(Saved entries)
• • • • • • •

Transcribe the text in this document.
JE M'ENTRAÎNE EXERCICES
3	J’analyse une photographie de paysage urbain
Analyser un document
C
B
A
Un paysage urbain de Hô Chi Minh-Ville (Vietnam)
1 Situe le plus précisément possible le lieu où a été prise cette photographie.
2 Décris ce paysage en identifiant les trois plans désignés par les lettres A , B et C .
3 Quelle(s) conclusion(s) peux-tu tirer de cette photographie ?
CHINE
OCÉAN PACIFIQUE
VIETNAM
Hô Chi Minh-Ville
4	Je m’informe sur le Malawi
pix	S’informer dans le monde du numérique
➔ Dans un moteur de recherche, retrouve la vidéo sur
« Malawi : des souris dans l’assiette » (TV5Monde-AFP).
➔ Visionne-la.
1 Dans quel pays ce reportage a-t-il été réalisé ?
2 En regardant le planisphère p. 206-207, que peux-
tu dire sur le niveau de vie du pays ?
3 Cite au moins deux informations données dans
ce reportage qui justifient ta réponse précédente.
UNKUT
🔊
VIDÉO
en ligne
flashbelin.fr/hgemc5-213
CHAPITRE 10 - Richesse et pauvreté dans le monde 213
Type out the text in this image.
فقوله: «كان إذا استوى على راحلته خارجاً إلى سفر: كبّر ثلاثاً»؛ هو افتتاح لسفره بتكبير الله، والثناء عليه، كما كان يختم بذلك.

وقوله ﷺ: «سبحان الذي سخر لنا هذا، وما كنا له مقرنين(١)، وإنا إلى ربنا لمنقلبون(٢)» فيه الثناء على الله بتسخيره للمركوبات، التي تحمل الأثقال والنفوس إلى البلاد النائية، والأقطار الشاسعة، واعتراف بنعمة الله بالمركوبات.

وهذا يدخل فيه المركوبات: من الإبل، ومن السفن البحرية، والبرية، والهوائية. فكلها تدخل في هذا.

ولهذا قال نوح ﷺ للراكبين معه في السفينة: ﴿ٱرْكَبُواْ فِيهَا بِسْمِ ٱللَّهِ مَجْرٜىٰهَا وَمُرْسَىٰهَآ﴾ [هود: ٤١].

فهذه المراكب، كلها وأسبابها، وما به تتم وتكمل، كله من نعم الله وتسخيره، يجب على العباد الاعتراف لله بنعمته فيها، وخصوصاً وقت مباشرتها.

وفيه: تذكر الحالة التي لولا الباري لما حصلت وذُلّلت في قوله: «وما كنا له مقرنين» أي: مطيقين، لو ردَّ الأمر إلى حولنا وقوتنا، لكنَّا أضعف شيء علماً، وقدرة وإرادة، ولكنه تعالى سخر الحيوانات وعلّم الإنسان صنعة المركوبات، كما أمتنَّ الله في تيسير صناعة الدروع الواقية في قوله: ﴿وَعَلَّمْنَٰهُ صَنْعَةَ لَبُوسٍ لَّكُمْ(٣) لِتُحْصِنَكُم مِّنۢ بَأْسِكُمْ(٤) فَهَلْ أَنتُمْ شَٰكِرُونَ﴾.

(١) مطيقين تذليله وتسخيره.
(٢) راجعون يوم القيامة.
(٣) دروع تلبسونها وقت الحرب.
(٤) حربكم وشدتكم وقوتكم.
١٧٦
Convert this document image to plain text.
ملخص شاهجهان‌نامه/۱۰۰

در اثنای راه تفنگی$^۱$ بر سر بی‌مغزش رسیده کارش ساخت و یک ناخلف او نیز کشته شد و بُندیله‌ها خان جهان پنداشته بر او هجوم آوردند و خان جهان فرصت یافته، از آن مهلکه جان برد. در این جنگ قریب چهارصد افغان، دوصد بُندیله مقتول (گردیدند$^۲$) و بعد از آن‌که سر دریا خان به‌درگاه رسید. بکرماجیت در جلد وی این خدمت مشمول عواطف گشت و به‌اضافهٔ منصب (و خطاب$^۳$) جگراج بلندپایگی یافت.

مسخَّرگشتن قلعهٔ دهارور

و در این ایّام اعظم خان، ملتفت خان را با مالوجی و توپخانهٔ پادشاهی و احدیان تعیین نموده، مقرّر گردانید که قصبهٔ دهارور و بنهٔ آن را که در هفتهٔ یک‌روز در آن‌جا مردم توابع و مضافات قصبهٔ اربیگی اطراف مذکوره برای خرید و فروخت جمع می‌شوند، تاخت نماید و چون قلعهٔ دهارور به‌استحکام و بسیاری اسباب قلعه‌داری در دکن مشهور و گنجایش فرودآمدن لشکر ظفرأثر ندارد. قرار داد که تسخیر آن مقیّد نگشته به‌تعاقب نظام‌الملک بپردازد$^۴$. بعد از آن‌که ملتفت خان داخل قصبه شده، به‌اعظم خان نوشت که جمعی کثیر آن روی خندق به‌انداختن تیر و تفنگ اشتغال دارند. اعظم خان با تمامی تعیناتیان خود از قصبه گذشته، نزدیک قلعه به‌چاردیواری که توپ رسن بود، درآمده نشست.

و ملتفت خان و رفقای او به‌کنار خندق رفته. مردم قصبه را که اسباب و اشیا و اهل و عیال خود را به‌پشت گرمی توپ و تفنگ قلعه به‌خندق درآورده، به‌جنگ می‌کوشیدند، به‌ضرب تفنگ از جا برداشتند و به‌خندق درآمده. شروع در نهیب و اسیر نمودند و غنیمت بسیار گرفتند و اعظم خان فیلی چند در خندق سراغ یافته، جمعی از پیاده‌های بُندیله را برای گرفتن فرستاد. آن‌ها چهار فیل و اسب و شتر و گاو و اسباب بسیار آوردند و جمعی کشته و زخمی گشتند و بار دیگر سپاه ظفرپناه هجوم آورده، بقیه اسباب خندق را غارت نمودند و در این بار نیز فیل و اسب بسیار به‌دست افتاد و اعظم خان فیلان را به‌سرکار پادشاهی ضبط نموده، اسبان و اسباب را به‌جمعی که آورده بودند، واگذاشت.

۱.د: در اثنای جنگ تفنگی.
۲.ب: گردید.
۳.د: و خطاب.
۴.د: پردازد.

• • • • • • •

Each line containing the word "Ville" counts once; report the total alone.

2